### [Exercise description]
Return the records that follow unaltered. Omit every picture.

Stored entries
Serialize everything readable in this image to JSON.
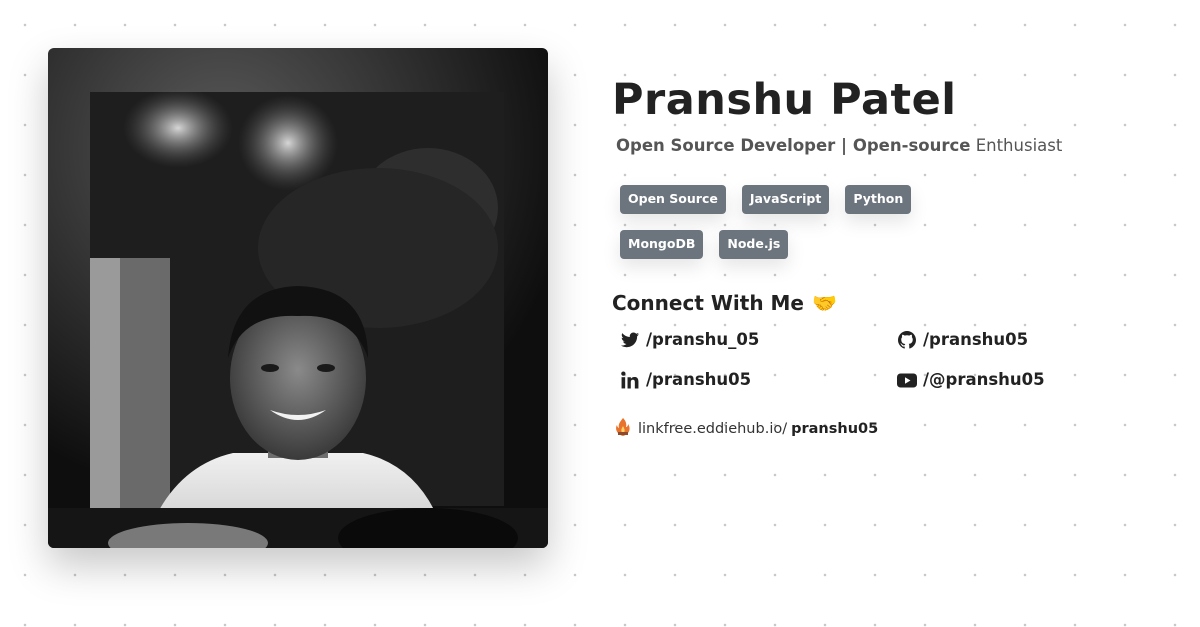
{
  "profile": {
    "name": "Pranshu Patel",
    "tagline_part1": "Open Source Developer | Open-source",
    "tagline_part2": "Enthusiast",
    "photo_alt": "profile-photo"
  },
  "tags": [
    "Open Source",
    "JavaScript",
    "Python",
    "MongoDB",
    "Node.js"
  ],
  "connect": {
    "title": "Connect With Me",
    "emoji": "🤝",
    "links": [
      {
        "icon": "twitter-icon",
        "handle": "/pranshu_05"
      },
      {
        "icon": "github-icon",
        "handle": "/pranshu05"
      },
      {
        "icon": "linkedin-icon",
        "handle": "/pranshu05"
      },
      {
        "icon": "youtube-icon",
        "handle": "/@pranshu05"
      }
    ]
  },
  "linkfree": {
    "prefix": "linkfree.eddiehub.io/",
    "username": "pranshu05",
    "icon": "linkfree-logo-icon"
  },
  "colors": {
    "tag_bg": "#6c757d",
    "text_dark": "#222222",
    "text_muted": "#555555"
  }
}
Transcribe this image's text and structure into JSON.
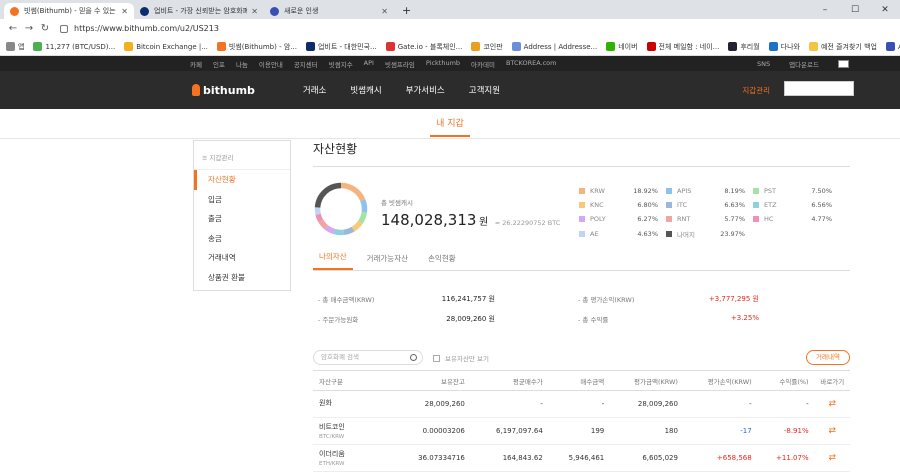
{
  "browser": {
    "tabs": [
      {
        "label": "빗썸(Bithumb) - 믿을 수 있는 암",
        "color": "#f37321",
        "active": true
      },
      {
        "label": "업비트 - 가장 신뢰받는 암호화폐",
        "color": "#0c2c6b",
        "active": false
      },
      {
        "label": "새로운 인생",
        "color": "#3a4fb3",
        "active": false
      }
    ],
    "new_tab": "+",
    "url": "https://www.bithumb.com/u2/US213",
    "bookmarks": [
      {
        "label": "앱",
        "color": "#888"
      },
      {
        "label": "11,277 (BTC/USD)...",
        "color": "#4caf50"
      },
      {
        "label": "Bitcoin Exchange |...",
        "color": "#f2b01e"
      },
      {
        "label": "빗썸(Bithumb) - 암...",
        "color": "#f37321"
      },
      {
        "label": "업비트 - 대한민국...",
        "color": "#0c2c6b"
      },
      {
        "label": "Gate.io - 블록체인...",
        "color": "#d33"
      },
      {
        "label": "코인판",
        "color": "#e9a020"
      },
      {
        "label": "Address | Addresse...",
        "color": "#6b8ed6"
      },
      {
        "label": "네이버",
        "color": "#2db400"
      },
      {
        "label": "전체 메일함 : 네이...",
        "color": "#c00"
      },
      {
        "label": "후리월",
        "color": "#223"
      },
      {
        "label": "다나와",
        "color": "#1a73c8"
      },
      {
        "label": "예전 즐겨찾기 백업",
        "color": "#f5c542"
      },
      {
        "label": "Assa",
        "color": "#3a4fb3"
      }
    ]
  },
  "site": {
    "top_links": [
      "카페",
      "인포",
      "나눔",
      "이용안내",
      "공지센터",
      "빗썸지수",
      "API",
      "빗썸프라임",
      "Pickthumb",
      "아카데미",
      "BTCKOREA.com"
    ],
    "top_right": [
      "SNS",
      "앱다운로드"
    ],
    "logo": "bithumb",
    "main_menu": [
      "거래소",
      "빗썸캐시",
      "부가서비스",
      "고객지원"
    ],
    "wallet_menu": "지갑관리",
    "sub_header": "내 지갑"
  },
  "sidebar": {
    "title": "지갑관리",
    "items": [
      "자산현황",
      "입금",
      "출금",
      "송금",
      "거래내역",
      "상품권 환불"
    ]
  },
  "content": {
    "title": "자산현황",
    "total_label": "총 빗썸캐시",
    "total_value": "148,028,313",
    "total_unit": "원",
    "total_btc": "≈ 26.22290752 BTC",
    "tabs": [
      "나의자산",
      "거래가능자산",
      "손익현황"
    ],
    "summary": [
      {
        "label": "- 총 매수금액(KRW)",
        "value": "116,241,757 원",
        "color": "normal"
      },
      {
        "label": "- 총 평가손익(KRW)",
        "value": "+3,777,295 원",
        "color": "red"
      },
      {
        "label": "- 주문가능원화",
        "value": "28,009,260 원",
        "color": "normal"
      },
      {
        "label": "- 총 수익률",
        "value": "+3.25%",
        "color": "red"
      }
    ],
    "search_placeholder": "암호화폐 검색",
    "checkbox_label": "보유자산만 보기",
    "history_button": "거래내역",
    "table": {
      "headers": [
        "자산구분",
        "보유잔고",
        "평균매수가",
        "매수금액",
        "평가금액(KRW)",
        "평가손익(KRW)",
        "수익률(%)",
        "바로가기"
      ],
      "rows": [
        {
          "name": "원화",
          "pair": "",
          "balance": "28,009,260",
          "avg": "-",
          "buy": "-",
          "eval": "28,009,260",
          "pnl": "-",
          "pnl_color": "normal",
          "rate": "-",
          "rate_color": "normal"
        },
        {
          "name": "비트코인",
          "pair": "BTC/KRW",
          "balance": "0.00003206",
          "avg": "6,197,097.64",
          "buy": "199",
          "eval": "180",
          "pnl": "-17",
          "pnl_color": "blue",
          "rate": "-8.91%",
          "rate_color": "red"
        },
        {
          "name": "이더리움",
          "pair": "ETH/KRW",
          "balance": "36.07334716",
          "avg": "164,843.62",
          "buy": "5,946,461",
          "eval": "6,605,029",
          "pnl": "+658,568",
          "pnl_color": "red",
          "rate": "+11.07%",
          "rate_color": "red"
        }
      ]
    }
  },
  "chart_data": {
    "type": "pie",
    "categories": [
      "KRW",
      "APIS",
      "PST",
      "KNC",
      "ITC",
      "ETZ",
      "POLY",
      "RNT",
      "HC",
      "AE",
      "나머지"
    ],
    "values": [
      18.92,
      8.19,
      7.5,
      6.8,
      6.63,
      6.56,
      6.27,
      5.77,
      4.77,
      4.63,
      23.97
    ],
    "labels": [
      "18.92%",
      "8.19%",
      "7.50%",
      "6.80%",
      "6.63%",
      "6.56%",
      "6.27%",
      "5.77%",
      "4.77%",
      "4.63%",
      "23.97%"
    ],
    "colors": [
      "#f5b47f",
      "#8cc1f0",
      "#a5e3a5",
      "#f7c97a",
      "#9eb7d8",
      "#8fd0e0",
      "#d7a8f0",
      "#f2a3a3",
      "#f08fb8",
      "#c2d4f5",
      "#555555"
    ]
  }
}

### [Task response]
Serialize everything readable in this image to JSON.
{
  "profile": {
    "name": "Pranshu Patel",
    "tagline_part1": "Open Source Developer | Open-source",
    "tagline_part2": "Enthusiast",
    "photo_alt": "profile-photo"
  },
  "tags": [
    "Open Source",
    "JavaScript",
    "Python",
    "MongoDB",
    "Node.js"
  ],
  "connect": {
    "title": "Connect With Me",
    "emoji": "🤝",
    "links": [
      {
        "icon": "twitter-icon",
        "handle": "/pranshu_05"
      },
      {
        "icon": "github-icon",
        "handle": "/pranshu05"
      },
      {
        "icon": "linkedin-icon",
        "handle": "/pranshu05"
      },
      {
        "icon": "youtube-icon",
        "handle": "/@pranshu05"
      }
    ]
  },
  "linkfree": {
    "prefix": "linkfree.eddiehub.io/",
    "username": "pranshu05",
    "icon": "linkfree-logo-icon"
  },
  "colors": {
    "tag_bg": "#6c757d",
    "text_dark": "#222222",
    "text_muted": "#555555"
  }
}
Transcribe this image's text and structure into JSON.
{
  "browser": {
    "tabs": [
      {
        "label": "빗썸(Bithumb) - 믿을 수 있는 암",
        "color": "#f37321",
        "active": true
      },
      {
        "label": "업비트 - 가장 신뢰받는 암호화폐",
        "color": "#0c2c6b",
        "active": false
      },
      {
        "label": "새로운 인생",
        "color": "#3a4fb3",
        "active": false
      }
    ],
    "new_tab": "+",
    "url": "https://www.bithumb.com/u2/US213",
    "bookmarks": [
      {
        "label": "앱",
        "color": "#888"
      },
      {
        "label": "11,277 (BTC/USD)...",
        "color": "#4caf50"
      },
      {
        "label": "Bitcoin Exchange |...",
        "color": "#f2b01e"
      },
      {
        "label": "빗썸(Bithumb) - 암...",
        "color": "#f37321"
      },
      {
        "label": "업비트 - 대한민국...",
        "color": "#0c2c6b"
      },
      {
        "label": "Gate.io - 블록체인...",
        "color": "#d33"
      },
      {
        "label": "코인판",
        "color": "#e9a020"
      },
      {
        "label": "Address | Addresse...",
        "color": "#6b8ed6"
      },
      {
        "label": "네이버",
        "color": "#2db400"
      },
      {
        "label": "전체 메일함 : 네이...",
        "color": "#c00"
      },
      {
        "label": "후리월",
        "color": "#223"
      },
      {
        "label": "다나와",
        "color": "#1a73c8"
      },
      {
        "label": "예전 즐겨찾기 백업",
        "color": "#f5c542"
      },
      {
        "label": "Assa",
        "color": "#3a4fb3"
      }
    ]
  },
  "site": {
    "top_links": [
      "카페",
      "인포",
      "나눔",
      "이용안내",
      "공지센터",
      "빗썸지수",
      "API",
      "빗썸프라임",
      "Pickthumb",
      "아카데미",
      "BTCKOREA.com"
    ],
    "top_right": [
      "SNS",
      "앱다운로드"
    ],
    "logo": "bithumb",
    "main_menu": [
      "거래소",
      "빗썸캐시",
      "부가서비스",
      "고객지원"
    ],
    "wallet_menu": "지갑관리",
    "sub_header": "내 지갑"
  },
  "sidebar": {
    "title": "지갑관리",
    "items": [
      "자산현황",
      "입금",
      "출금",
      "송금",
      "거래내역",
      "상품권 환불"
    ]
  },
  "content": {
    "title": "자산현황",
    "total_label": "총 빗썸캐시",
    "total_value": "148,028,313",
    "total_unit": "원",
    "total_btc": "≈ 26.22290752 BTC",
    "tabs": [
      "나의자산",
      "거래가능자산",
      "손익현황"
    ],
    "summary": [
      {
        "label": "- 총 매수금액(KRW)",
        "value": "116,241,757 원",
        "color": "normal"
      },
      {
        "label": "- 총 평가손익(KRW)",
        "value": "+3,777,295 원",
        "color": "red"
      },
      {
        "label": "- 주문가능원화",
        "value": "28,009,260 원",
        "color": "normal"
      },
      {
        "label": "- 총 수익률",
        "value": "+3.25%",
        "color": "red"
      }
    ],
    "search_placeholder": "암호화폐 검색",
    "checkbox_label": "보유자산만 보기",
    "history_button": "거래내역",
    "table": {
      "headers": [
        "자산구분",
        "보유잔고",
        "평균매수가",
        "매수금액",
        "평가금액(KRW)",
        "평가손익(KRW)",
        "수익률(%)",
        "바로가기"
      ],
      "rows": [
        {
          "name": "원화",
          "pair": "",
          "balance": "28,009,260",
          "avg": "-",
          "buy": "-",
          "eval": "28,009,260",
          "pnl": "-",
          "pnl_color": "normal",
          "rate": "-",
          "rate_color": "normal"
        },
        {
          "name": "비트코인",
          "pair": "BTC/KRW",
          "balance": "0.00003206",
          "avg": "6,197,097.64",
          "buy": "199",
          "eval": "180",
          "pnl": "-17",
          "pnl_color": "blue",
          "rate": "-8.91%",
          "rate_color": "red"
        },
        {
          "name": "이더리움",
          "pair": "ETH/KRW",
          "balance": "36.07334716",
          "avg": "164,843.62",
          "buy": "5,946,461",
          "eval": "6,605,029",
          "pnl": "+658,568",
          "pnl_color": "red",
          "rate": "+11.07%",
          "rate_color": "red"
        }
      ]
    }
  },
  "chart_data": {
    "type": "pie",
    "categories": [
      "KRW",
      "APIS",
      "PST",
      "KNC",
      "ITC",
      "ETZ",
      "POLY",
      "RNT",
      "HC",
      "AE",
      "나머지"
    ],
    "values": [
      18.92,
      8.19,
      7.5,
      6.8,
      6.63,
      6.56,
      6.27,
      5.77,
      4.77,
      4.63,
      23.97
    ],
    "labels": [
      "18.92%",
      "8.19%",
      "7.50%",
      "6.80%",
      "6.63%",
      "6.56%",
      "6.27%",
      "5.77%",
      "4.77%",
      "4.63%",
      "23.97%"
    ],
    "colors": [
      "#f5b47f",
      "#8cc1f0",
      "#a5e3a5",
      "#f7c97a",
      "#9eb7d8",
      "#8fd0e0",
      "#d7a8f0",
      "#f2a3a3",
      "#f08fb8",
      "#c2d4f5",
      "#555555"
    ]
  }
}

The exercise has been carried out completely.